Data records:
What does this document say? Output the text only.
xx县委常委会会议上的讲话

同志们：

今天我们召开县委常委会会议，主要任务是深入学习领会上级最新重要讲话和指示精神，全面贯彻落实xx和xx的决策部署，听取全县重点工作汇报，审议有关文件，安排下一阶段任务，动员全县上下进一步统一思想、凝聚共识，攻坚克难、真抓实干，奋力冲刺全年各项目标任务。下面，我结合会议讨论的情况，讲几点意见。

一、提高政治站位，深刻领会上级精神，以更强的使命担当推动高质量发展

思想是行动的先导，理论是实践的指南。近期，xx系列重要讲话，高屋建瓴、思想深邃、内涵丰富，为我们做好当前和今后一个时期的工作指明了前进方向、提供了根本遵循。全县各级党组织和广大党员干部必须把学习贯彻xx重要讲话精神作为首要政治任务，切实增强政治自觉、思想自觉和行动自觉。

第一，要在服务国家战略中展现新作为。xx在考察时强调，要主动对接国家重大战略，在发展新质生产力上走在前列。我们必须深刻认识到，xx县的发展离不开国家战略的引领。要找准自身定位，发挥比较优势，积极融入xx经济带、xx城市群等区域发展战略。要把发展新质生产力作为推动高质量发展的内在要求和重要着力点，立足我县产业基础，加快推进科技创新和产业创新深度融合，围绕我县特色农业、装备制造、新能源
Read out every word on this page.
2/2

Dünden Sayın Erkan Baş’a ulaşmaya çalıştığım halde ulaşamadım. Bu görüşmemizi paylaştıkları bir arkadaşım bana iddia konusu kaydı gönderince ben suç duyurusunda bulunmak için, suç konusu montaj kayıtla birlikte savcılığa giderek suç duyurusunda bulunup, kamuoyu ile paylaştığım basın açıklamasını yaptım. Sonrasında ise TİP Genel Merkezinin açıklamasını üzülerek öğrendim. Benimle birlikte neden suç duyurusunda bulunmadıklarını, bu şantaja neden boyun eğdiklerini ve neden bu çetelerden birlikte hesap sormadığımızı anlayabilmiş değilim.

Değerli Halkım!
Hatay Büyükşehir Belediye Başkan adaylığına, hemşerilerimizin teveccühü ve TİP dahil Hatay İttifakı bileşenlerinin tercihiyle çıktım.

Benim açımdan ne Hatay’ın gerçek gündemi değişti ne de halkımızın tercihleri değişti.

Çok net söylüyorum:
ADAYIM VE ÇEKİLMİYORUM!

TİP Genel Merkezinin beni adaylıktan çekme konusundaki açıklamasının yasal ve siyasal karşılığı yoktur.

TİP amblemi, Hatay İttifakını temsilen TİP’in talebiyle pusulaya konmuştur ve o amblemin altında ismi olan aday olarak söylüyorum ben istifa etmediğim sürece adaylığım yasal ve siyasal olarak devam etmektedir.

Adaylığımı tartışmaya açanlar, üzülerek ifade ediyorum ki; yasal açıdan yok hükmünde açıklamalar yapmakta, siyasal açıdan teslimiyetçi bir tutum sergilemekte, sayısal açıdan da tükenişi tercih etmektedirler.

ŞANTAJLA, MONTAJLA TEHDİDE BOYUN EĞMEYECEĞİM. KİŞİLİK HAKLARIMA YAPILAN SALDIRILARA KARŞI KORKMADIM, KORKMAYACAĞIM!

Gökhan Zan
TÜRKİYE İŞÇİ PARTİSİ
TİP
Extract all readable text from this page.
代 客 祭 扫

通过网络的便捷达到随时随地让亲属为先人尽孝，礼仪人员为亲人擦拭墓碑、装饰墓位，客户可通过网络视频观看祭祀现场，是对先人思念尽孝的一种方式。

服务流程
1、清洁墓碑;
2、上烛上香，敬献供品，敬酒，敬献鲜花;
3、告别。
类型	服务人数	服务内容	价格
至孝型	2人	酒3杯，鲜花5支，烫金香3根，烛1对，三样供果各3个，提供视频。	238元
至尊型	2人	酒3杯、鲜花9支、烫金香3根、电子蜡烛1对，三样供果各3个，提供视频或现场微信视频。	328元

▸ Exercise details:
Tally up the lines of the listing containing the word "siyasal". Give only the total.

▸ Worked answer:
3